Exercise brief
Write out the listing in full, matching it word for word.

Supplied material
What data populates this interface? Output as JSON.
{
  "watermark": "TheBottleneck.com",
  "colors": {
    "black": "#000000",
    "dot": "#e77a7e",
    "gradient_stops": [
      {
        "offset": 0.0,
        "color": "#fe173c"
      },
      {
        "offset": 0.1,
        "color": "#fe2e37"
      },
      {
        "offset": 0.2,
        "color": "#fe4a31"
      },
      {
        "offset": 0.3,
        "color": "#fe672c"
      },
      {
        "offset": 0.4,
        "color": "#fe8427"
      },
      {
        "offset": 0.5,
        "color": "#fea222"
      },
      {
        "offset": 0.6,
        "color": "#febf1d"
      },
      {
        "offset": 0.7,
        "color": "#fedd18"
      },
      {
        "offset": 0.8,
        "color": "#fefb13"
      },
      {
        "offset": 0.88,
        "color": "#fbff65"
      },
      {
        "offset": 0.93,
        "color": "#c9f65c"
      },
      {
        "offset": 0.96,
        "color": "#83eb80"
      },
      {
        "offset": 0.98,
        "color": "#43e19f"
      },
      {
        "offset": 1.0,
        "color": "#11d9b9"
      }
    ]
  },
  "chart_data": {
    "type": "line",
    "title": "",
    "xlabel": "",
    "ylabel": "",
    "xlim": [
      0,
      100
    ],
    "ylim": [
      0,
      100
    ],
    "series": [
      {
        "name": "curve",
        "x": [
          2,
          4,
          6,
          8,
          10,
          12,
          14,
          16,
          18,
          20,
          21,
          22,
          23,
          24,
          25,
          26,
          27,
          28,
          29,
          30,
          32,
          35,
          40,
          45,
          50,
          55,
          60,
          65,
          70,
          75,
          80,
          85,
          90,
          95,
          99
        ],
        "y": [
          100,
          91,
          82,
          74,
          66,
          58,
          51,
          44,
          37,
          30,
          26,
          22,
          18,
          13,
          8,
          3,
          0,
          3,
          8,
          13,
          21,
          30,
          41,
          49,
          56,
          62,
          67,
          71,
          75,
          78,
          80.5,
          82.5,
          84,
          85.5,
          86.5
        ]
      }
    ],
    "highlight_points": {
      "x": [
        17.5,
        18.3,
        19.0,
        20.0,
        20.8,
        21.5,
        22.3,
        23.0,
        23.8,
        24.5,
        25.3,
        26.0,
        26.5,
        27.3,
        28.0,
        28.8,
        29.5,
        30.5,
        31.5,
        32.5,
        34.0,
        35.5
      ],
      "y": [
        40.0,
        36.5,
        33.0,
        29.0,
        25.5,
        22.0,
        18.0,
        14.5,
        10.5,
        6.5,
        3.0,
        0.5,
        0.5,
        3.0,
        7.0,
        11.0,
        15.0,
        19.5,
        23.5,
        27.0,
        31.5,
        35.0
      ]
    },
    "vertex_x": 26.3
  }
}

Final answer
What data populates this interface? Output as JSON.
{
  "watermark": "TheBottleneck.com",
  "colors": {
    "black": "#000000",
    "dot": "#e77a7e",
    "gradient_stops": [
      {
        "offset": 0.0,
        "color": "#fe173c"
      },
      {
        "offset": 0.1,
        "color": "#fe2e37"
      },
      {
        "offset": 0.2,
        "color": "#fe4a31"
      },
      {
        "offset": 0.3,
        "color": "#fe672c"
      },
      {
        "offset": 0.4,
        "color": "#fe8427"
      },
      {
        "offset": 0.5,
        "color": "#fea222"
      },
      {
        "offset": 0.6,
        "color": "#febf1d"
      },
      {
        "offset": 0.7,
        "color": "#fedd18"
      },
      {
        "offset": 0.8,
        "color": "#fefb13"
      },
      {
        "offset": 0.88,
        "color": "#fbff65"
      },
      {
        "offset": 0.93,
        "color": "#c9f65c"
      },
      {
        "offset": 0.96,
        "color": "#83eb80"
      },
      {
        "offset": 0.98,
        "color": "#43e19f"
      },
      {
        "offset": 1.0,
        "color": "#11d9b9"
      }
    ]
  },
  "chart_data": {
    "type": "line",
    "title": "",
    "xlabel": "",
    "ylabel": "",
    "xlim": [
      0,
      100
    ],
    "ylim": [
      0,
      100
    ],
    "series": [
      {
        "name": "curve",
        "x": [
          2,
          4,
          6,
          8,
          10,
          12,
          14,
          16,
          18,
          20,
          21,
          22,
          23,
          24,
          25,
          26,
          27,
          28,
          29,
          30,
          32,
          35,
          40,
          45,
          50,
          55,
          60,
          65,
          70,
          75,
          80,
          85,
          90,
          95,
          99
        ],
        "y": [
          100,
          91,
          82,
          74,
          66,
          58,
          51,
          44,
          37,
          30,
          26,
          22,
          18,
          13,
          8,
          3,
          0,
          3,
          8,
          13,
          21,
          30,
          41,
          49,
          56,
          62,
          67,
          71,
          75,
          78,
          80.5,
          82.5,
          84,
          85.5,
          86.5
        ]
      }
    ],
    "highlight_points": {
      "x": [
        17.5,
        18.3,
        19.0,
        20.0,
        20.8,
        21.5,
        22.3,
        23.0,
        23.8,
        24.5,
        25.3,
        26.0,
        26.5,
        27.3,
        28.0,
        28.8,
        29.5,
        30.5,
        31.5,
        32.5,
        34.0,
        35.5
      ],
      "y": [
        40.0,
        36.5,
        33.0,
        29.0,
        25.5,
        22.0,
        18.0,
        14.5,
        10.5,
        6.5,
        3.0,
        0.5,
        0.5,
        3.0,
        7.0,
        11.0,
        15.0,
        19.5,
        23.5,
        27.0,
        31.5,
        35.0
      ]
    },
    "vertex_x": 26.3
  }
}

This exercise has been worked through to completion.